## Material supplied
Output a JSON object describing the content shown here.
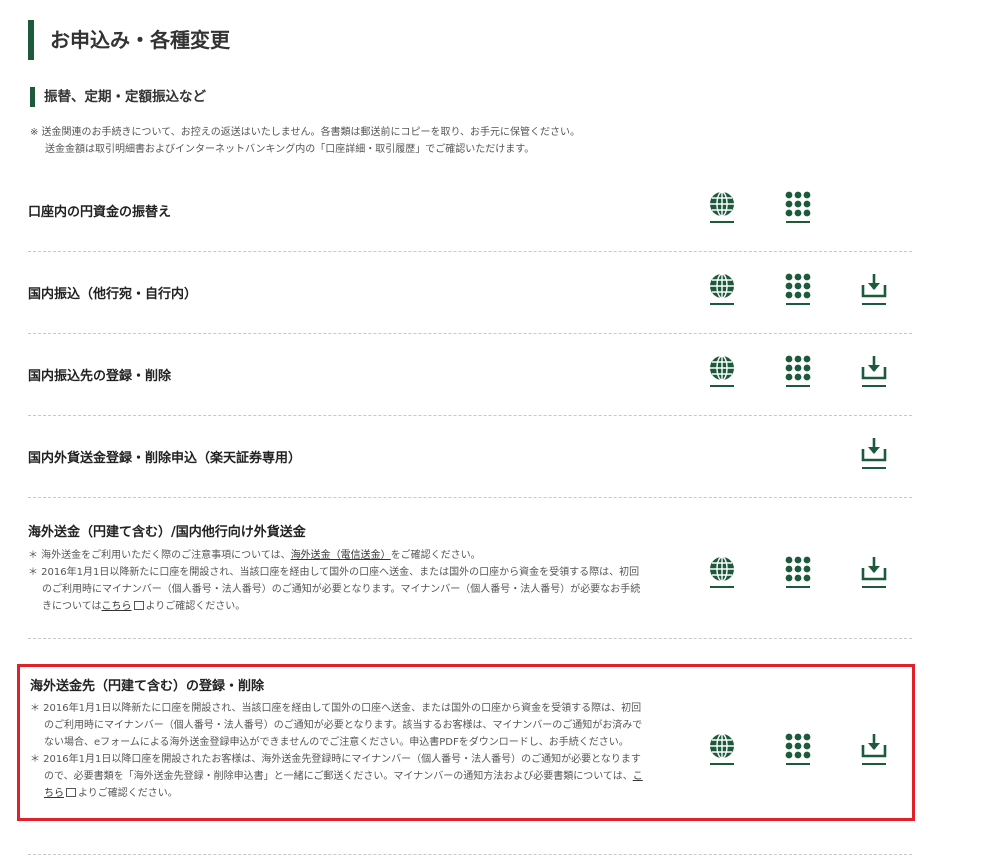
{
  "page": {
    "title": "お申込み・各種変更",
    "section_title": "振替、定期・定額振込など",
    "note_line1": "※ 送金関連のお手続きについて、お控えの返送はいたしません。各書類は郵送前にコピーを取り、お手元に保管ください。",
    "note_line2": "送金金額は取引明細書およびインターネットバンキング内の「口座詳細・取引履歴」でご確認いただけます。"
  },
  "rows": [
    {
      "title": "口座内の円資金の振替え"
    },
    {
      "title": "国内振込（他行宛・自行内）"
    },
    {
      "title": "国内振込先の登録・削除"
    },
    {
      "title": "国内外貨送金登録・削除申込（楽天証券専用）"
    },
    {
      "title": "海外送金（円建て含む）/国内他行向け外貨送金",
      "n1_pre": "＊ 海外送金をご利用いただく際のご注意事項については、",
      "n1_link": "海外送金（電信送金）",
      "n1_post": "をご確認ください。",
      "n2_pre": "＊ 2016年1月1日以降新たに口座を開設され、当該口座を経由して国外の口座へ送金、または国外の口座から資金を受領する際は、初回のご利用時にマイナンバー（個人番号・法人番号）のご通知が必要となります。マイナンバー（個人番号・法人番号）が必要なお手続きについては",
      "n2_link": "こちら",
      "n2_post": "よりご確認ください。"
    },
    {
      "title": "海外送金先（円建て含む）の登録・削除",
      "n1": "＊ 2016年1月1日以降新たに口座を開設され、当該口座を経由して国外の口座へ送金、または国外の口座から資金を受領する際は、初回のご利用時にマイナンバー（個人番号・法人番号）のご通知が必要となります。該当するお客様は、マイナンバーのご通知がお済みでない場合、eフォームによる海外送金登録申込ができませんのでご注意ください。申込書PDFをダウンロードし、お手続ください。",
      "n2_pre": "＊ 2016年1月1日以降口座を開設されたお客様は、海外送金先登録時にマイナンバー（個人番号・法人番号）のご通知が必要となりますので、必要書類を「海外送金先登録・削除申込書」と一緒にご郵送ください。マイナンバーの通知方法および必要書類については、",
      "n2_link": "こちら",
      "n2_post": "よりご確認ください。"
    }
  ],
  "icons": {
    "internet": "globe-icon",
    "phone": "keypad-icon",
    "download": "download-icon",
    "color": "#1d5a3c"
  },
  "highlight_color": "#e0212b"
}
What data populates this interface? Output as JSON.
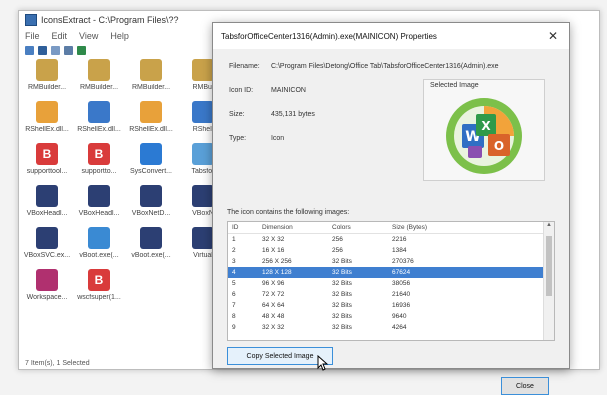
{
  "explorer": {
    "title": "IconsExtract - C:\\Program Files\\??",
    "menu": [
      "File",
      "Edit",
      "View",
      "Help"
    ],
    "status": "7 Item(s), 1 Selected",
    "items": [
      {
        "label": "RMBuilder...",
        "icon": "rmbuilder-icon",
        "color": "#c9a24a",
        "glyph": ""
      },
      {
        "label": "RMBuilder...",
        "icon": "rmbuilder-icon",
        "color": "#c9a24a",
        "glyph": ""
      },
      {
        "label": "RMBuilder...",
        "icon": "rmbuilder-icon",
        "color": "#c9a24a",
        "glyph": ""
      },
      {
        "label": "RMBui",
        "icon": "rmbuilder-icon",
        "color": "#c9a24a",
        "glyph": ""
      },
      {
        "label": "RShellEx.dll...",
        "icon": "shell-ext-icon",
        "color": "#e8a13a",
        "glyph": ""
      },
      {
        "label": "RShellEx.dll...",
        "icon": "shell-ext-icon",
        "color": "#3a78c9",
        "glyph": ""
      },
      {
        "label": "RShellEx.dll...",
        "icon": "shell-ext-icon",
        "color": "#e8a13a",
        "glyph": ""
      },
      {
        "label": "RShell",
        "icon": "shell-ext-icon",
        "color": "#3a78c9",
        "glyph": ""
      },
      {
        "label": "supporttool...",
        "icon": "b-app-icon",
        "color": "#d93b3b",
        "glyph": "B"
      },
      {
        "label": "supportto...",
        "icon": "b-app-icon",
        "color": "#d93b3b",
        "glyph": "B"
      },
      {
        "label": "SysConvert...",
        "icon": "intel-icon",
        "color": "#2b7ad3",
        "glyph": ""
      },
      {
        "label": "Tabsfor",
        "icon": "globe-icon",
        "color": "#5aa0d8",
        "glyph": ""
      },
      {
        "label": "VBoxHeadl...",
        "icon": "virtualbox-icon",
        "color": "#2c3f73",
        "glyph": ""
      },
      {
        "label": "VBoxHeadl...",
        "icon": "virtualbox-icon",
        "color": "#2c3f73",
        "glyph": ""
      },
      {
        "label": "VBoxNetD...",
        "icon": "virtualbox-icon",
        "color": "#2c3f73",
        "glyph": ""
      },
      {
        "label": "VBoxN",
        "icon": "virtualbox-icon",
        "color": "#2c3f73",
        "glyph": ""
      },
      {
        "label": "VBoxSVC.ex...",
        "icon": "virtualbox-icon",
        "color": "#2c3f73",
        "glyph": ""
      },
      {
        "label": "vBoot.exe(...",
        "icon": "display-icon",
        "color": "#3a8ad3",
        "glyph": ""
      },
      {
        "label": "vBoot.exe(...",
        "icon": "virtualbox-icon",
        "color": "#2c3f73",
        "glyph": ""
      },
      {
        "label": "Virtual",
        "icon": "virtualbox-icon",
        "color": "#2c3f73",
        "glyph": ""
      },
      {
        "label": "Workspace...",
        "icon": "workspace-icon",
        "color": "#b0306f",
        "glyph": ""
      },
      {
        "label": "wscfsuper(1...",
        "icon": "b-app-icon",
        "color": "#d93b3b",
        "glyph": "B"
      }
    ]
  },
  "dialog": {
    "title": "TabsforOfficeCenter1316(Admin).exe(MAINICON) Properties",
    "filename_label": "Filename:",
    "filename_value": "C:\\Program Files\\Detong\\Office Tab\\TabsforOfficeCenter1316(Admin).exe",
    "icon_id_label": "Icon ID:",
    "icon_id_value": "MAINICON",
    "size_label": "Size:",
    "size_value": "435,131 bytes",
    "type_label": "Type:",
    "type_value": "Icon",
    "selected_image_caption": "Selected Image",
    "contains_text": "The icon contains the following images:",
    "table_headers": [
      "ID",
      "Dimension",
      "Colors",
      "Size (Bytes)"
    ],
    "table_rows": [
      [
        "1",
        "32 X 32",
        "256",
        "2216"
      ],
      [
        "2",
        "16 X 16",
        "256",
        "1384"
      ],
      [
        "3",
        "256 X 256",
        "32 Bits",
        "270376"
      ],
      [
        "4",
        "128 X 128",
        "32 Bits",
        "67624"
      ],
      [
        "5",
        "96 X 96",
        "32 Bits",
        "38056"
      ],
      [
        "6",
        "72 X 72",
        "32 Bits",
        "21640"
      ],
      [
        "7",
        "64 X 64",
        "32 Bits",
        "16936"
      ],
      [
        "8",
        "48 X 48",
        "32 Bits",
        "9640"
      ],
      [
        "9",
        "32 X 32",
        "32 Bits",
        "4264"
      ]
    ],
    "selected_row_index": 3,
    "copy_button": "Copy Selected Image",
    "close_button": "Close",
    "close_glyph": "✕"
  },
  "colors": {
    "selection": "#3f7fd0",
    "accent_border": "#3b8fd9"
  }
}
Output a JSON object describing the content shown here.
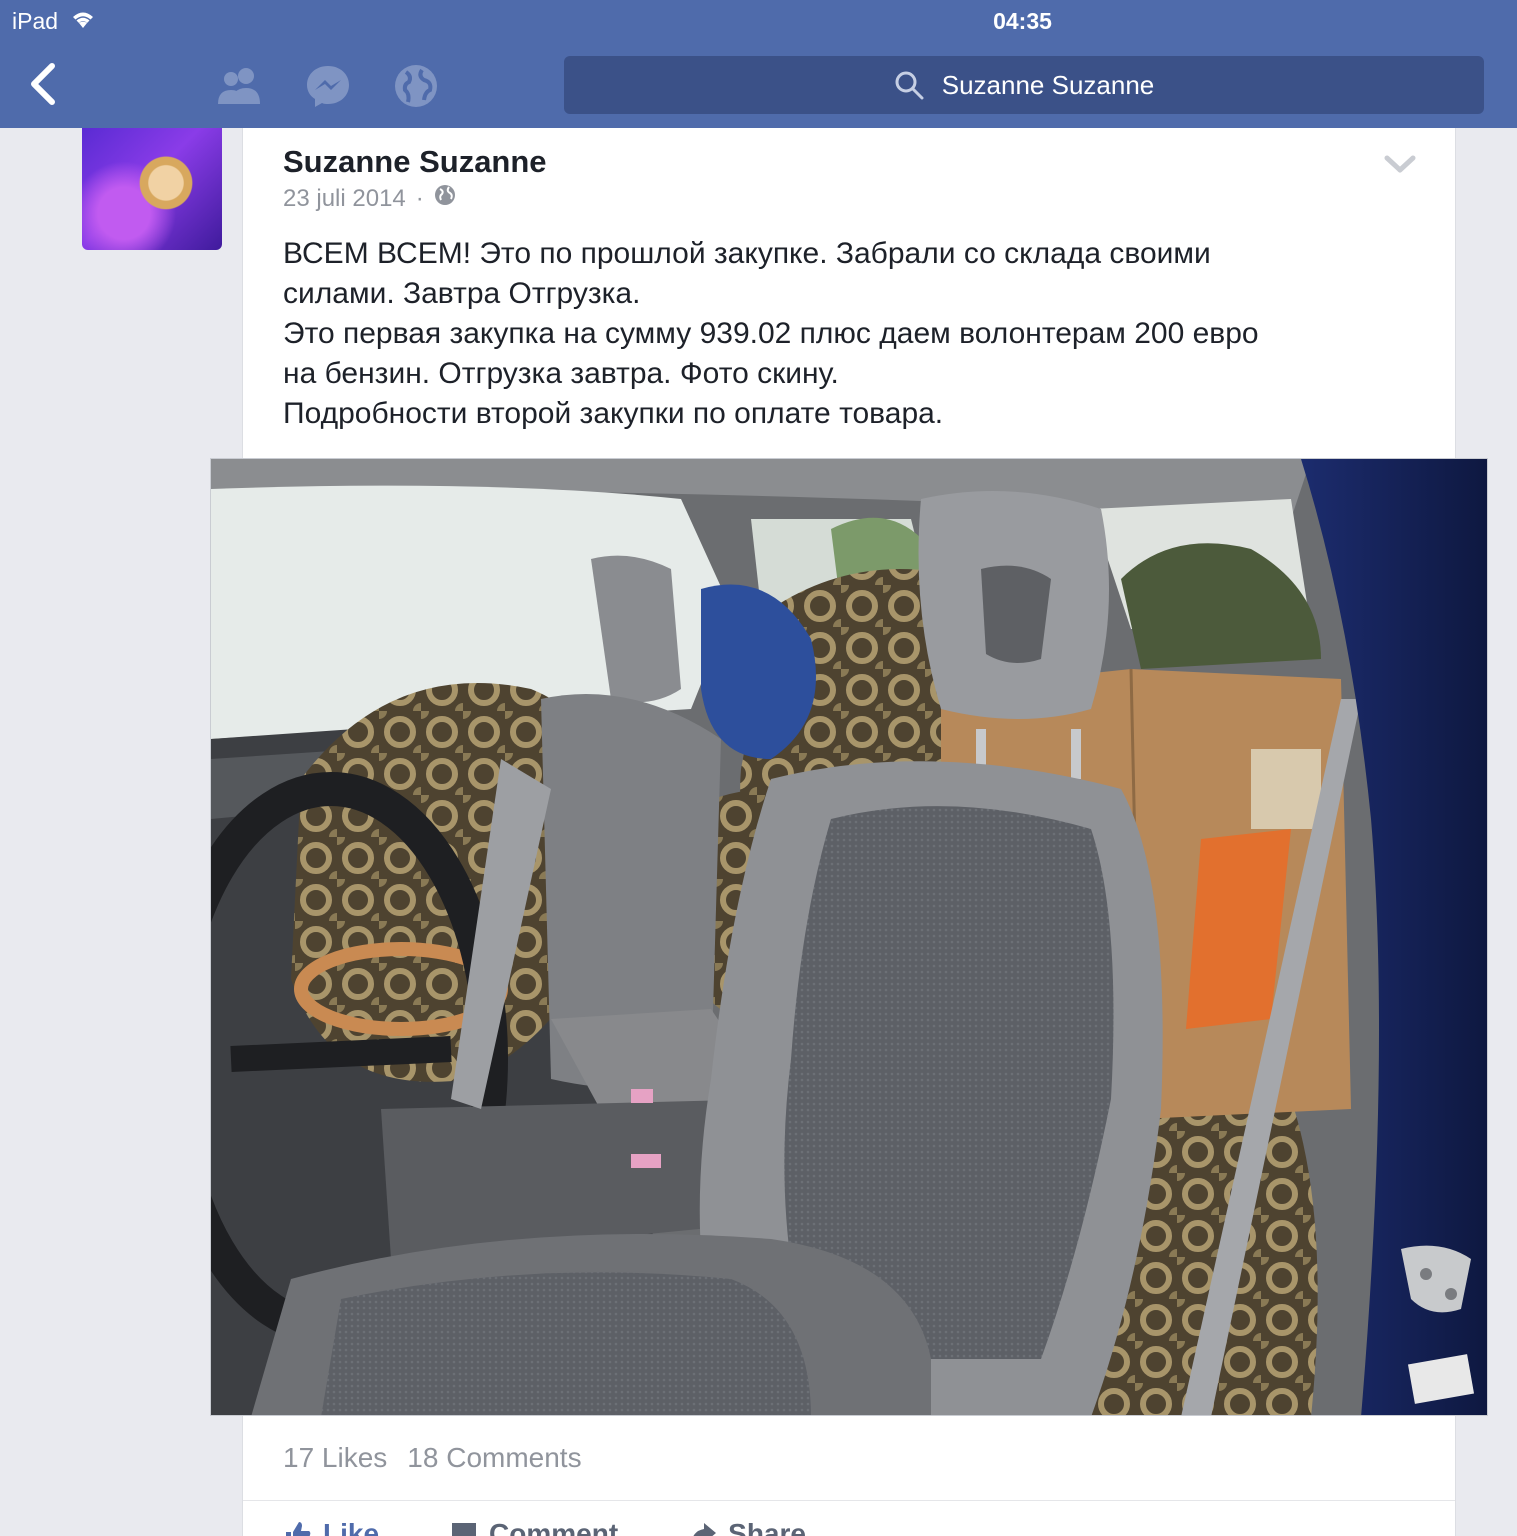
{
  "statusbar": {
    "carrier": "iPad",
    "time": "04:35"
  },
  "navbar": {
    "back_icon": "chevron-left-icon",
    "icons": [
      "friends-icon",
      "messenger-icon",
      "globe-icon"
    ],
    "search_value": "Suzanne Suzanne"
  },
  "post": {
    "author": "Suzanne Suzanne",
    "date": "23 juli 2014",
    "separator": "·",
    "privacy_icon": "globe-icon",
    "text_lines": [
      "ВСЕМ ВСЕМ! Это по прошлой закупке. Забрали со склада своими",
      "силами. Завтра Отгрузка.",
      "Это первая закупка на сумму 939.02 плюс даем волонтерам 200 евро",
      "на бензин. Отгрузка завтра. Фото скину.",
      "Подробности второй закупки по оплате товара."
    ],
    "stats": {
      "likes": "17 Likes",
      "comments": "18 Comments"
    },
    "actions": {
      "like": "Like",
      "comment": "Comment",
      "share": "Share"
    }
  },
  "colors": {
    "brand": "#4f6bab",
    "search_bg": "#3b5188",
    "page_bg": "#e9eaef"
  }
}
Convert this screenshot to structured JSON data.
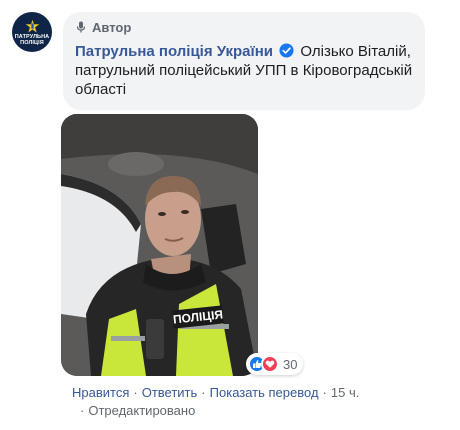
{
  "avatar": {
    "text_line1": "ПАТРУЛЬНА",
    "text_line2": "ПОЛІЦІЯ"
  },
  "comment": {
    "author_badge": "Автор",
    "page_name": "Патрульна поліція України",
    "text": "Олізько Віталій, патрульний поліцейський УПП в Кіровоградській області"
  },
  "photo": {
    "vest_text": "ПОЛІЦІЯ"
  },
  "reactions": {
    "count": "30",
    "types": [
      "like",
      "love"
    ]
  },
  "actions": {
    "like": "Нравится",
    "reply": "Ответить",
    "translate": "Показать перевод",
    "time": "15 ч.",
    "edited": "Отредактировано"
  },
  "colors": {
    "link": "#385898",
    "bubble": "#f2f3f5",
    "meta": "#606770",
    "like": "#1877f2",
    "love": "#f33e58",
    "avatar_bg": "#0f2548"
  }
}
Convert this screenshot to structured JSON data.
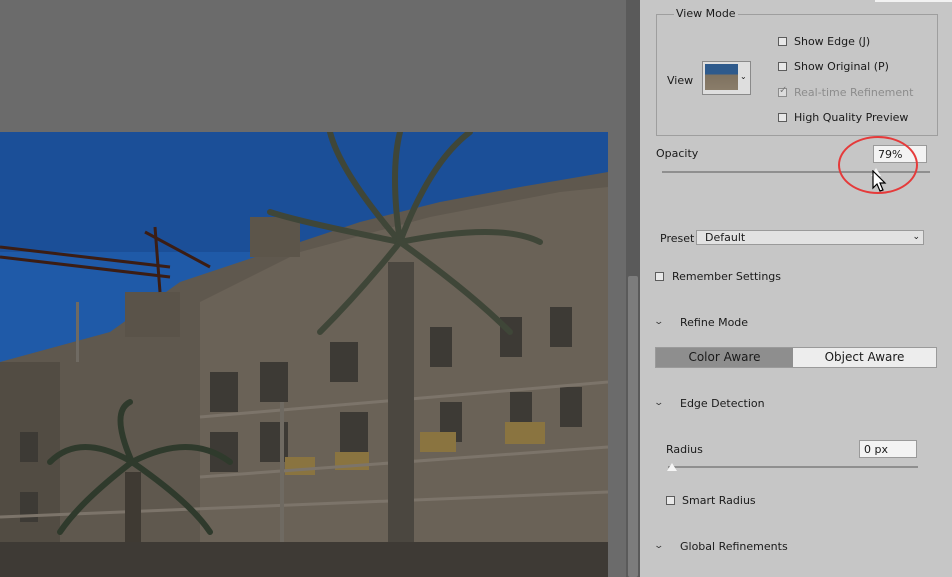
{
  "view_mode": {
    "legend": "View Mode",
    "view_label": "View",
    "options": [
      {
        "label": "Show Edge (J)",
        "checked": false,
        "enabled": true
      },
      {
        "label": "Show Original (P)",
        "checked": false,
        "enabled": true
      },
      {
        "label": "Real-time Refinement",
        "checked": true,
        "enabled": false
      },
      {
        "label": "High Quality Preview",
        "checked": false,
        "enabled": true
      }
    ]
  },
  "opacity": {
    "label": "Opacity",
    "value": "79%",
    "level": 0.79
  },
  "preset": {
    "label": "Preset",
    "value": "Default"
  },
  "remember_settings": {
    "label": "Remember Settings",
    "checked": false
  },
  "refine_mode": {
    "title": "Refine Mode",
    "options": [
      "Color Aware",
      "Object Aware"
    ],
    "selected": "Color Aware"
  },
  "edge_detection": {
    "title": "Edge Detection",
    "radius_label": "Radius",
    "radius_value": "0 px",
    "radius_level": 0,
    "smart_radius_label": "Smart Radius",
    "smart_radius_checked": false
  },
  "global_refinements": {
    "title": "Global Refinements"
  },
  "colors": {
    "panel_bg": "#c6c6c6",
    "canvas_bg": "#6b6b6b",
    "annotation": "#e53a3a",
    "selected_segment": "#8e8e8e"
  },
  "icons": [
    "chevron-down-icon",
    "dropdown-arrow-icon",
    "mouse-pointer-icon"
  ]
}
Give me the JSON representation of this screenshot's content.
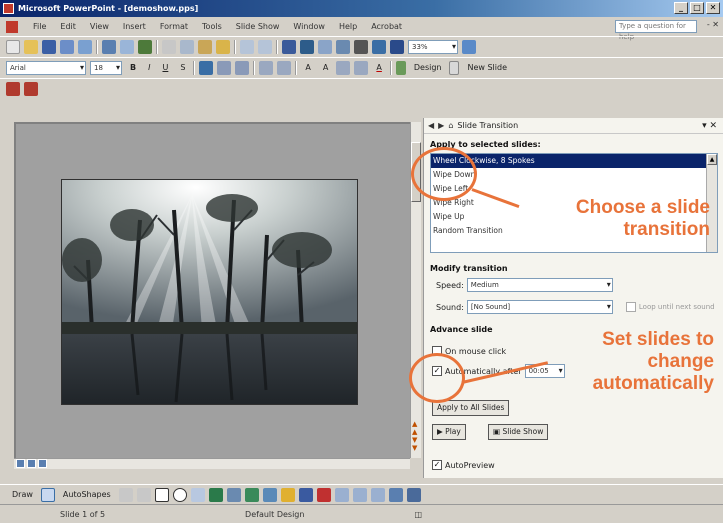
{
  "window": {
    "title": "Microsoft PowerPoint - [demoshow.pps]"
  },
  "menu": {
    "items": [
      "File",
      "Edit",
      "View",
      "Insert",
      "Format",
      "Tools",
      "Slide Show",
      "Window",
      "Help",
      "Acrobat"
    ],
    "ask_placeholder": "Type a question for help",
    "close_glyph": "- ✕"
  },
  "toolbar": {
    "zoom": "33%",
    "font": "Arial",
    "font_size": "18",
    "bold": "B",
    "italic": "I",
    "underline": "U",
    "shadow": "S",
    "design_label": "Design",
    "new_slide_label": "New Slide"
  },
  "task_pane": {
    "title": "Slide Transition",
    "apply_heading": "Apply to selected slides:",
    "transitions": [
      "Wheel Clockwise, 8 Spokes",
      "Wipe Down",
      "Wipe Left",
      "Wipe Right",
      "Wipe Up",
      "Random Transition"
    ],
    "selected_index": 0,
    "modify_heading": "Modify transition",
    "speed_label": "Speed:",
    "speed_value": "Medium",
    "sound_label": "Sound:",
    "sound_value": "[No Sound]",
    "loop_label": "Loop until next sound",
    "advance_heading": "Advance slide",
    "on_mouse_click_label": "On mouse click",
    "auto_label": "Automatically after",
    "auto_value": "00:05",
    "apply_all_label": "Apply to All Slides",
    "play_label": "Play",
    "slideshow_label": "Slide Show",
    "autopreview_label": "AutoPreview"
  },
  "callouts": {
    "transition": [
      "Choose a slide",
      "transition"
    ],
    "auto": [
      "Set slides to",
      "change",
      "automatically"
    ]
  },
  "drawing": {
    "draw_label": "Draw",
    "autoshapes_label": "AutoShapes"
  },
  "status": {
    "slide": "Slide 1 of 5",
    "design": "Default Design"
  },
  "colors": {
    "callout": "#e8733a",
    "selection": "#0a246a"
  }
}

## Stated problem
Where a line in the material above holds "初回のご利用時にマイナンバー", copy that line.

## Answer
      "n2_pre": "＊ 2016年1月1日以降新たに口座を開設され、当該口座を経由して国外の口座へ送金、または国外の口座から資金を受領する際は、初回のご利用時にマイナンバー（個人番号・法人番号）のご通知が必要となります。マイナンバー（個人番号・法人番号）が必要なお手続きについては",
      "n1": "＊ 2016年1月1日以降新たに口座を開設され、当該口座を経由して国外の口座へ送金、または国外の口座から資金を受領する際は、初回のご利用時にマイナンバー（個人番号・法人番号）のご通知が必要となります。該当するお客様は、マイナンバーのご通知がお済みでない場合、eフォームによる海外送金登録申込ができませんのでご注意ください。申込書PDFをダウンロードし、お手続ください。",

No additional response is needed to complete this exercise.